__INSTRUCTIONS FOR THE TASK__: Extract all lines from the data beneath that include the word "What".

* * * * * * * * *

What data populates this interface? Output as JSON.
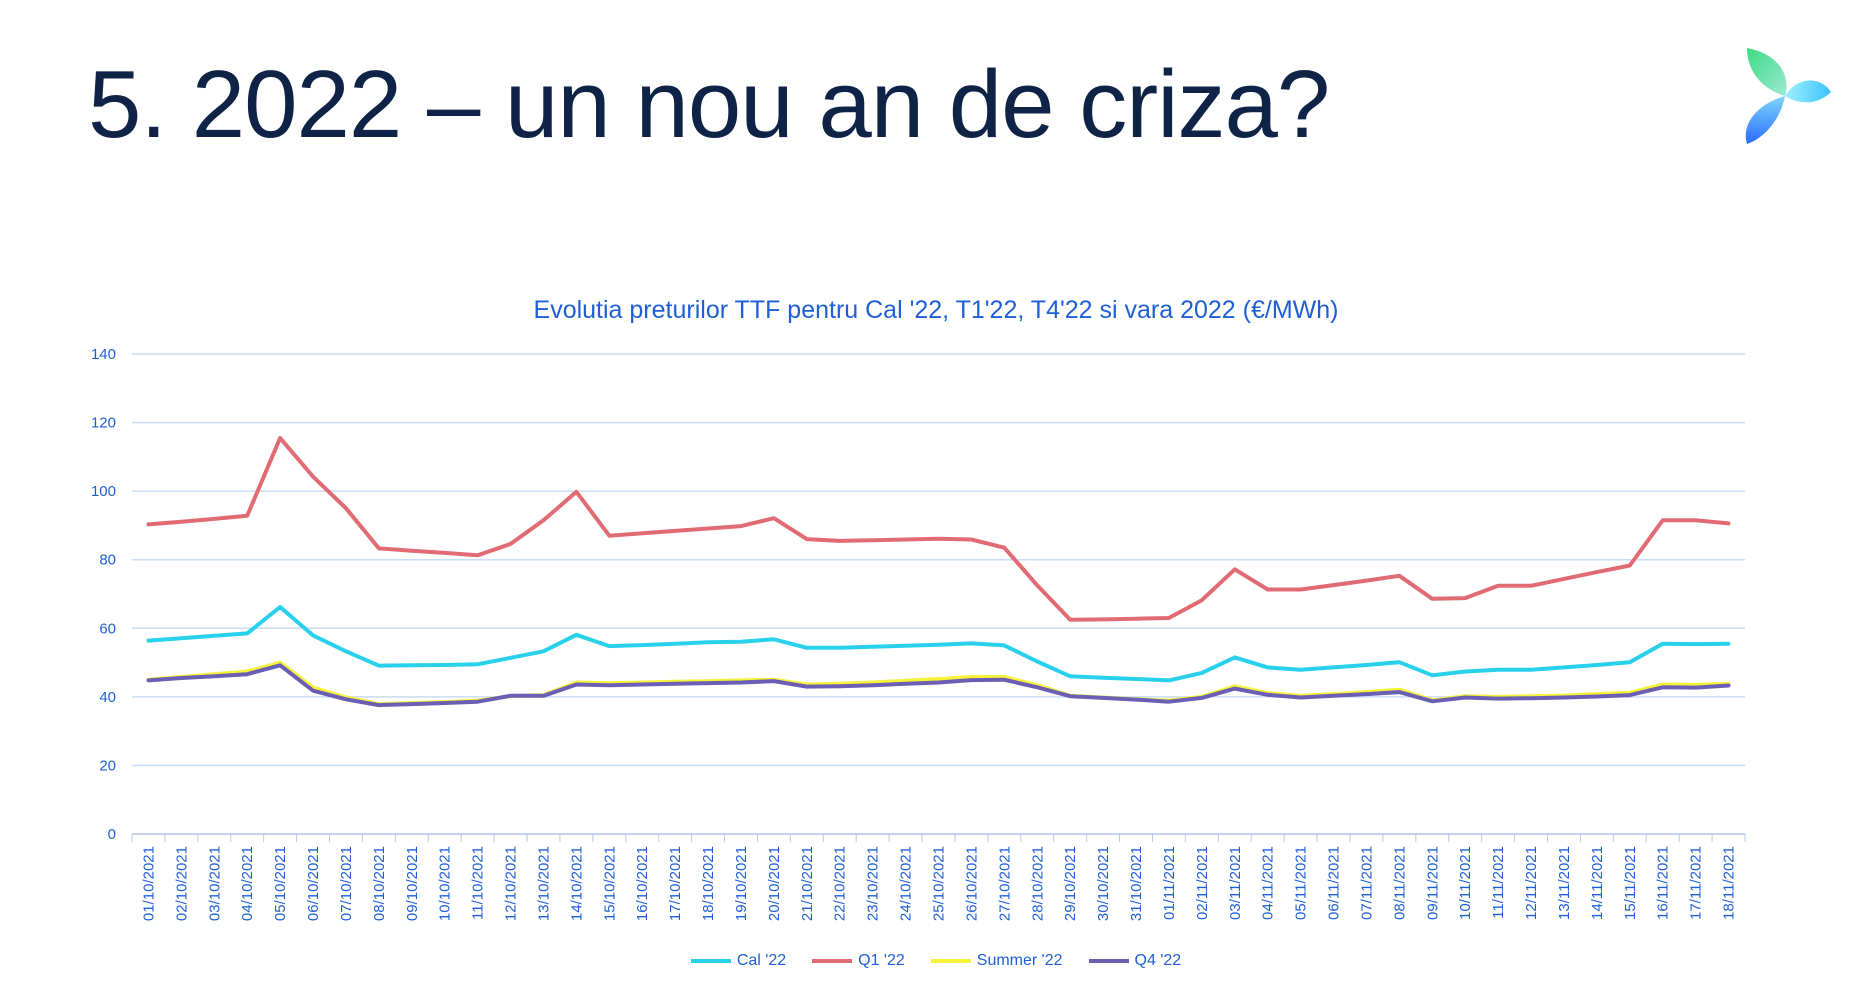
{
  "slide": {
    "title": "5. 2022 – un nou an de criza?"
  },
  "colors": {
    "title": "#0f2347",
    "axis_text": "#1f5fd6",
    "grid": "#c9dcf5"
  },
  "chart_data": {
    "type": "line",
    "title": "Evolutia preturilor TTF pentru Cal '22, T1'22, T4'22 si vara 2022 (€/MWh)",
    "xlabel": "",
    "ylabel": "",
    "ylim": [
      0,
      140
    ],
    "yticks": [
      0,
      20,
      40,
      60,
      80,
      100,
      120,
      140
    ],
    "grid": true,
    "legend_position": "bottom",
    "categories": [
      "01/10/2021",
      "02/10/2021",
      "03/10/2021",
      "04/10/2021",
      "05/10/2021",
      "06/10/2021",
      "07/10/2021",
      "08/10/2021",
      "09/10/2021",
      "10/10/2021",
      "11/10/2021",
      "12/10/2021",
      "13/10/2021",
      "14/10/2021",
      "15/10/2021",
      "16/10/2021",
      "17/10/2021",
      "18/10/2021",
      "19/10/2021",
      "20/10/2021",
      "21/10/2021",
      "22/10/2021",
      "23/10/2021",
      "24/10/2021",
      "25/10/2021",
      "26/10/2021",
      "27/10/2021",
      "28/10/2021",
      "29/10/2021",
      "30/10/2021",
      "31/10/2021",
      "01/11/2021",
      "02/11/2021",
      "03/11/2021",
      "04/11/2021",
      "05/11/2021",
      "06/11/2021",
      "07/11/2021",
      "08/11/2021",
      "09/11/2021",
      "10/11/2021",
      "11/11/2021",
      "12/11/2021",
      "13/11/2021",
      "14/11/2021",
      "15/11/2021",
      "16/11/2021",
      "17/11/2021",
      "18/11/2021"
    ],
    "series": [
      {
        "name": "Cal '22",
        "color": "#29d0ec",
        "values": [
          56.4,
          57.1,
          57.8,
          58.5,
          66.2,
          57.9,
          53.3,
          49.1,
          49.2,
          49.3,
          49.5,
          51.4,
          53.3,
          58.1,
          54.8,
          55.1,
          55.5,
          55.9,
          56.1,
          56.8,
          54.3,
          54.3,
          54.6,
          54.9,
          55.2,
          55.6,
          55.0,
          50.3,
          46.0,
          45.6,
          45.2,
          44.8,
          47.0,
          51.5,
          48.6,
          47.9,
          48.6,
          49.3,
          50.1,
          46.3,
          47.4,
          47.9,
          47.9,
          48.6,
          49.3,
          50.1,
          55.5,
          55.4,
          55.5
        ]
      },
      {
        "name": "Q1 '22",
        "color": "#e06b73",
        "values": [
          90.3,
          91.1,
          91.9,
          92.8,
          115.5,
          104.2,
          95.0,
          83.3,
          82.6,
          82.0,
          81.3,
          84.6,
          91.5,
          99.8,
          87.0,
          87.7,
          88.4,
          89.1,
          89.8,
          92.1,
          86.0,
          85.5,
          85.7,
          85.9,
          86.1,
          85.9,
          83.5,
          72.5,
          62.5,
          62.6,
          62.8,
          63.0,
          68.2,
          77.2,
          71.3,
          71.3,
          72.6,
          73.9,
          75.3,
          68.6,
          68.8,
          72.4,
          72.4,
          74.4,
          76.4,
          78.3,
          91.5,
          91.5,
          90.6
        ]
      },
      {
        "name": "Summer '22",
        "color": "#f6f23a",
        "values": [
          45.0,
          45.8,
          46.6,
          47.4,
          50.0,
          42.7,
          39.8,
          37.9,
          38.2,
          38.5,
          38.9,
          40.2,
          40.5,
          44.2,
          44.0,
          44.2,
          44.4,
          44.6,
          44.8,
          45.0,
          43.6,
          43.8,
          44.2,
          44.7,
          45.2,
          45.8,
          45.8,
          43.4,
          40.3,
          39.8,
          39.3,
          38.9,
          40.0,
          43.1,
          41.1,
          40.3,
          40.8,
          41.4,
          42.1,
          39.0,
          40.2,
          40.0,
          40.2,
          40.4,
          40.8,
          41.2,
          43.6,
          43.5,
          43.8
        ]
      },
      {
        "name": "Q4 '22",
        "color": "#6a5fb5",
        "values": [
          44.8,
          45.5,
          46.0,
          46.6,
          49.2,
          41.8,
          39.3,
          37.6,
          37.9,
          38.2,
          38.6,
          40.3,
          40.3,
          43.6,
          43.4,
          43.6,
          43.8,
          44.0,
          44.2,
          44.6,
          43.0,
          43.1,
          43.4,
          43.8,
          44.2,
          44.9,
          45.0,
          42.8,
          40.2,
          39.7,
          39.2,
          38.6,
          39.7,
          42.4,
          40.6,
          39.8,
          40.3,
          40.8,
          41.4,
          38.7,
          39.8,
          39.5,
          39.6,
          39.8,
          40.1,
          40.5,
          42.8,
          42.7,
          43.3
        ]
      }
    ]
  }
}
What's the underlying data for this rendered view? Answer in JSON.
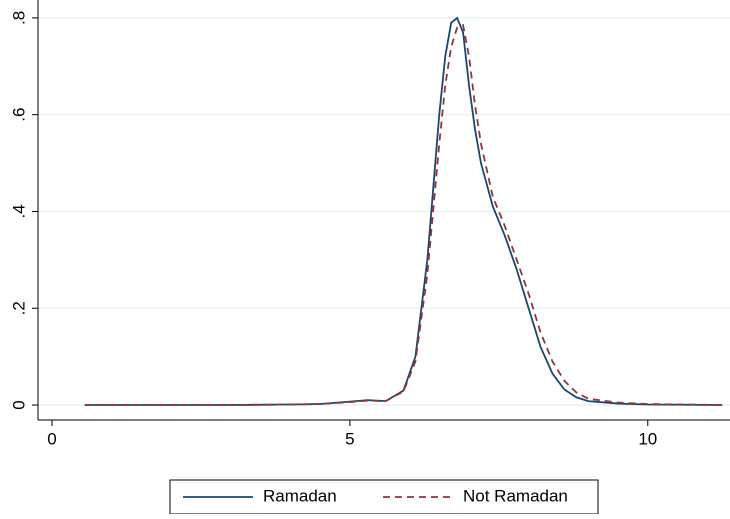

* * * * * * * * *

__RESPONSE TO THIS TASK__:
What data populates this interface? Output as JSON.
What's the underlying data for this rendered view? Answer in JSON.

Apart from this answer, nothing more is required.